▶ [Dataset records]:
---+---
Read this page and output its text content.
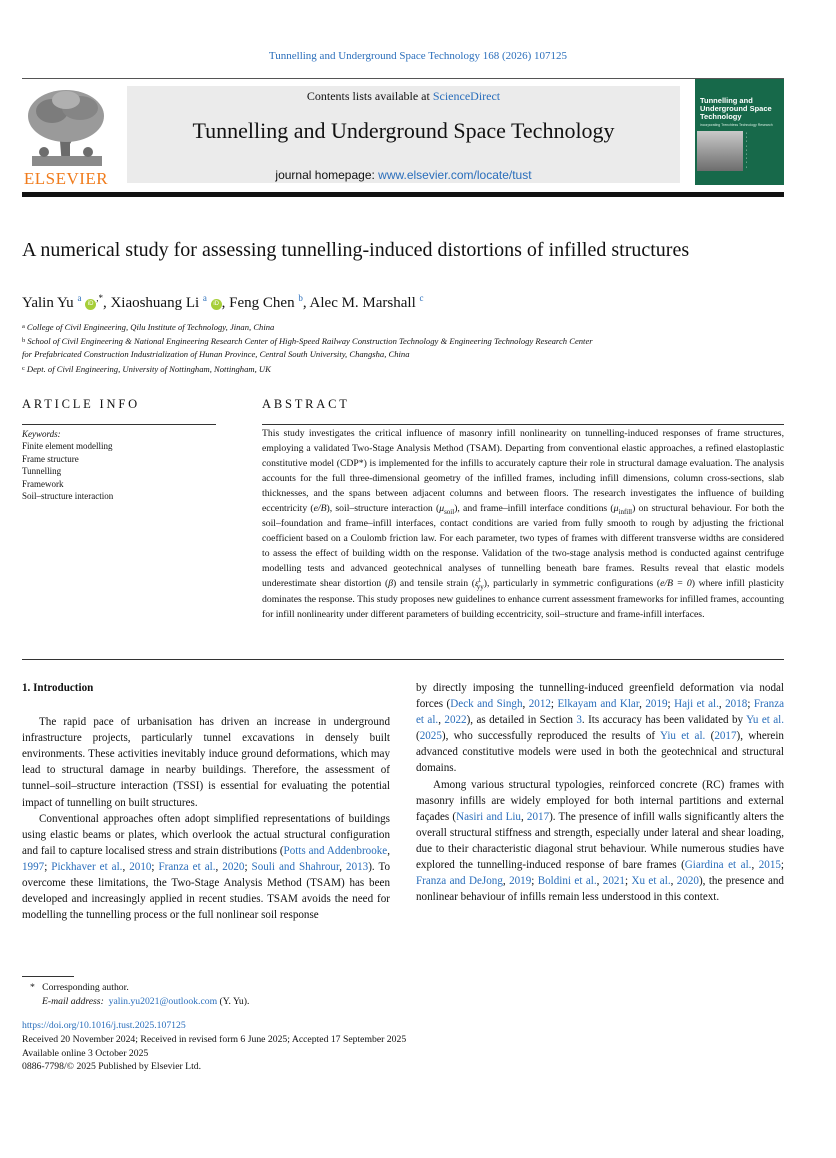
Tunnelling and Underground Space Technology 168 (2026) 107125
ELSEVIER
Contents lists available at ScienceDirect
Tunnelling and Underground Space Technology
journal homepage: www.elsevier.com/locate/tust
Tunnelling and Underground Space Technology
incorporating Trenchless Technology Research
▪
▪
▪
▪
▪
▪
▪
▪
▪
A numerical study for assessing tunnelling-induced distortions of infilled structures
Yalin Yu $^a$ iD,*, Xiaoshuang Li $^a$ iD , Feng Chen $^b$, Alec M. Marshall $^c$
$^a$ College of Civil Engineering, Qilu Institute of Technology, Jinan, China
$^b$ School of Civil Engineering & National Engineering Research Center of High-Speed Railway Construction Technology & Engineering Technology Research Center
for Prefabricated Construction Industrialization of Hunan Province, Central South University, Changsha, China
$^c$ Dept. of Civil Engineering, University of Nottingham, Nottingham, UK
ARTICLE INFO
Keywords:
Finite element modelling
Frame structure
Tunnelling
Framework
Soil–structure interaction
ABSTRACT
This study investigates the critical influence of masonry infill nonlinearity on tunnelling-induced responses of frame structures, employing a validated Two-Stage Analysis Method (TSAM). Departing from conventional elastic approaches, a refined elastoplastic constitutive model (CDP*) is implemented for the infills to accurately capture their role in structural damage evaluation. The analysis accounts for the full three-dimensional geometry of the infilled frames, including infill dimensions, column cross-sections, slab thicknesses, and the spans between adjacent columns and between floors. The research investigates the influence of building eccentricity (e/B), soil–structure interaction $(\mu_{soil})$, and frame–infill interface conditions $(\mu_{infill})$ on structural behaviour. For both the soil–foundation and frame–infill interfaces, contact conditions are varied from fully smooth to rough by adjusting the frictional coefficient based on a Coulomb friction law. For each parameter, two types of frames with different transverse widths are considered to assess the effect of building width on the response. Validation of the two-stage analysis method is conducted against centrifuge modelling tests and advanced geotechnical analyses of tunnelling beneath bare frames. Results reveal that elastic models underestimate shear distortion (β) and tensile strain $(\varepsilon^t_{yy})$, particularly in symmetric configurations (e/B = 0) where infill plasticity dominates the response. This study proposes new guidelines to enhance current assessment frameworks for infilled frames, accounting for infill nonlinearity under different parameters of building eccentricity, soil–structure and frame-infill interfaces.

1. Introduction

The rapid pace of urbanisation has driven an increase in underground infrastructure projects, particularly tunnel excavations in densely built environments. These activities inevitably induce ground deformations, which may lead to structural damage in nearby buildings. Therefore, the assessment of tunnel–soil–structure interaction (TSSI) is essential for evaluating the potential impact of tunnelling on built structures.

Conventional approaches often adopt simplified representations of buildings using elastic beams or plates, which overlook the actual structural configuration and fail to capture localised stress and strain distributions (Potts and Addenbrooke, 1997; Pickhaver et al., 2010; Franza et al., 2020; Souli and Shahrour, 2013). To overcome these limitations, the Two-Stage Analysis Method (TSAM) has been developed and increasingly applied in recent studies. TSAM avoids the need for modelling the tunnelling process or the full nonlinear soil response

by directly imposing the tunnelling-induced greenfield deformation via nodal forces (Deck and Singh, 2012; Elkayam and Klar, 2019; Haji et al., 2018; Franza et al., 2022), as detailed in Section 3. Its accuracy has been validated by Yu et al. (2025), who successfully reproduced the results of Yiu et al. (2017), wherein advanced constitutive models were used in both the geotechnical and structural domains.

Among various structural typologies, reinforced concrete (RC) frames with masonry infills are widely employed for both internal partitions and external façades (Nasiri and Liu, 2017). The presence of infill walls significantly alters the overall structural stiffness and strength, especially under lateral and shear loading, due to their characteristic diagonal strut behaviour. While numerous studies have explored the tunnelling-induced response of bare frames (Giardina et al., 2015; Franza and DeJong, 2019; Boldini et al., 2021; Xu et al., 2020), the presence and nonlinear behaviour of infills remain less understood in this context.

* Corresponding author.
E-mail address: yalin.yu2021@outlook.com (Y. Yu).
https://doi.org/10.1016/j.tust.2025.107125
Received 20 November 2024; Received in revised form 6 June 2025; Accepted 17 September 2025
Available online 3 October 2025
0886-7798/© 2025 Published by Elsevier Ltd.
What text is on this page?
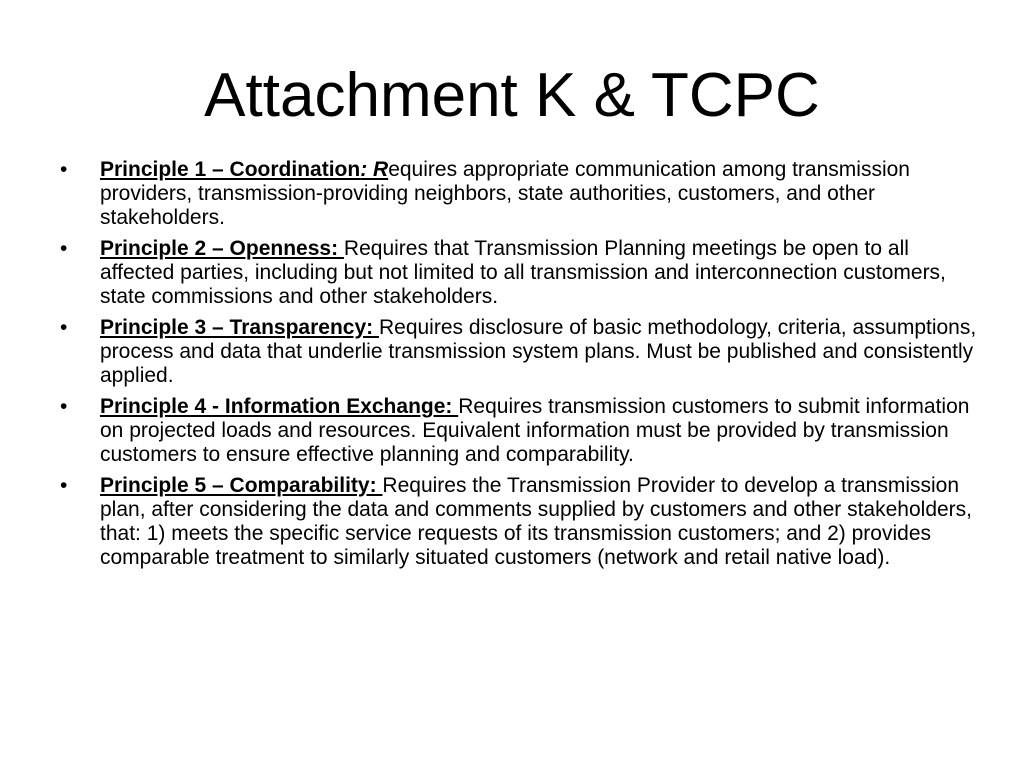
Attachment K & TCPC
• Principle 1 – Coordination: Requires appropriate communication among transmission providers, transmission-providing neighbors, state authorities, customers, and other stakeholders.
• Principle 2 – Openness: Requires that Transmission Planning meetings be open to all affected parties, including but not limited to all transmission and interconnection customers, state commissions and other stakeholders.
• Principle 3 – Transparency: Requires disclosure of basic methodology, criteria, assumptions, process and data that underlie transmission system plans. Must be published and consistently applied.
• Principle 4 - Information Exchange: Requires transmission customers to submit information on projected loads and resources. Equivalent information must be provided by transmission customers to ensure effective planning and comparability.
• Principle 5 – Comparability: Requires the Transmission Provider to develop a transmission plan, after considering the data and comments supplied by customers and other stakeholders, that: 1) meets the specific service requests of its transmission customers; and 2) provides comparable treatment to similarly situated customers (network and retail native load).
---+---
▶ [Exercise prompt]:
Give the number of lines in the entries above that include the string "Engineering". No other output is expected.

▶ [The result]:
3